TESTO DA LEGGERE>

Shrin Ebadi, iraniana, era un giudice: l’hanno licenziata perché una donna non poteva rivestire un ruolo del genere. Per la sua lotta per i diritti civili, le è stato conferito il Premio Nobel nel 2003. Ma la storia che racconta in questo libro non parla di lei. Parla di una famiglia di suoi amici.

Padre e madre che cercano di tenersi lontani dalla politica, la figlia Parì, amica intima di Shirin, che cerca sempre di far ridere. E poi tre fratelli, che lontani dalla politica non riescono a stare, arrivando a non rivolgersi più la parola.

Il più grande, fedele allo Scià, dovrà emigrare negli Stati Uniti e morirà dopo l’ennesima delusione. Il più giovane passerà agli ordini del potere islamico, facendosi crescere la barba e parlando a slogan come il suo mullah. Il figlio di mezzo invece si dedicherà anima e corpo a combattere a favore di ideali comunisti.

CONTENUTO DELL'ELENCO>

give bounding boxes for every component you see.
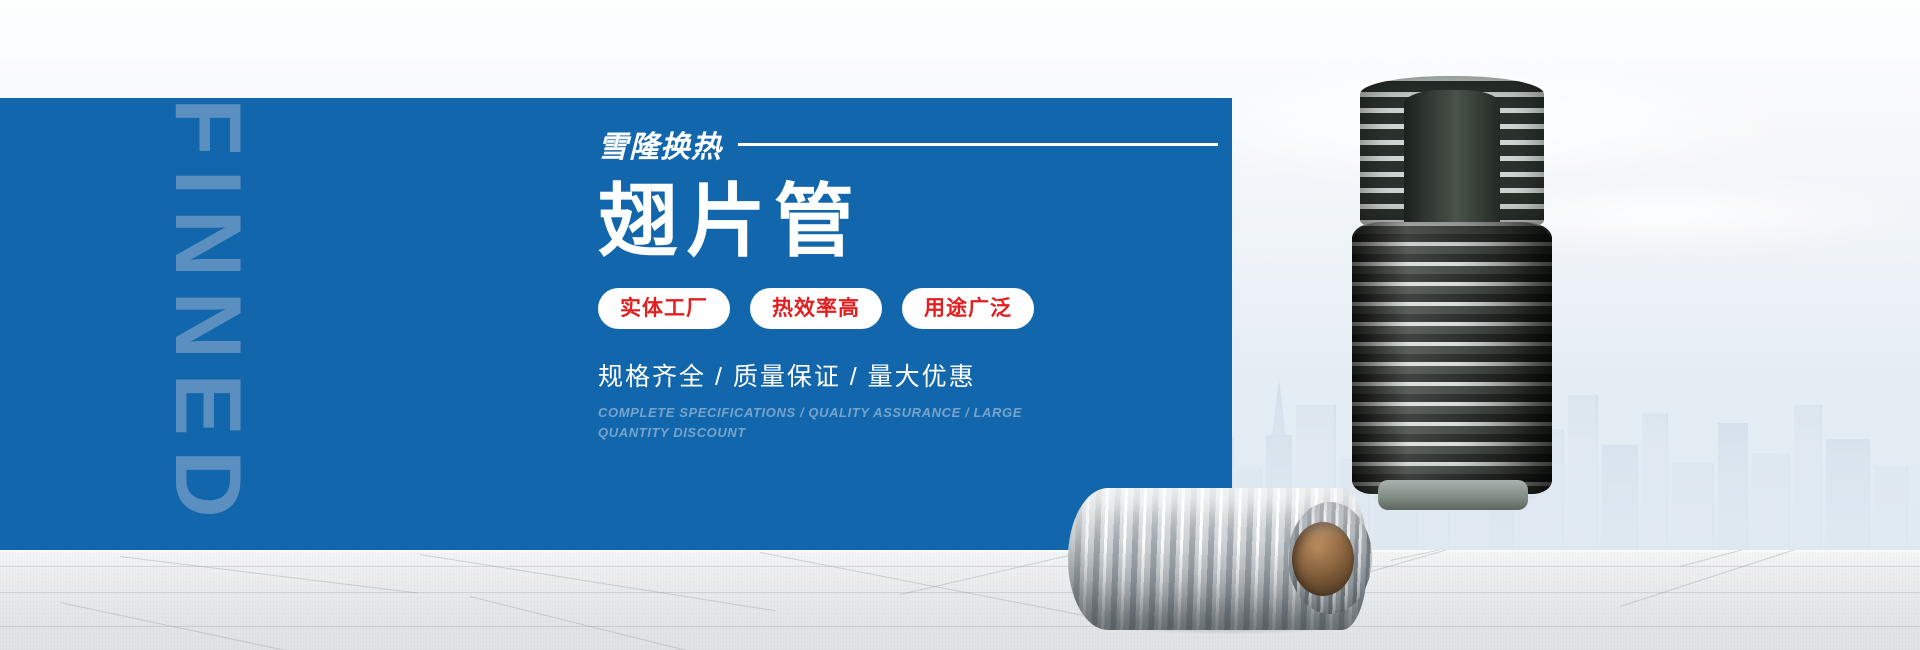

CONSEGNA> Trascrivi senza modifiche, dal testo da leggere, tutto il brano che va da "Padre e madre" giù fino a "più la parola.".

RISULTATO CORRETTO>
Padre e madre che cercano di tenersi lontani dalla politica, la figlia Parì, amica intima di Shirin, che cerca sempre di far ridere. E poi tre fratelli, che lontani dalla politica non riescono a stare, arrivando a non rivolgersi più la parola.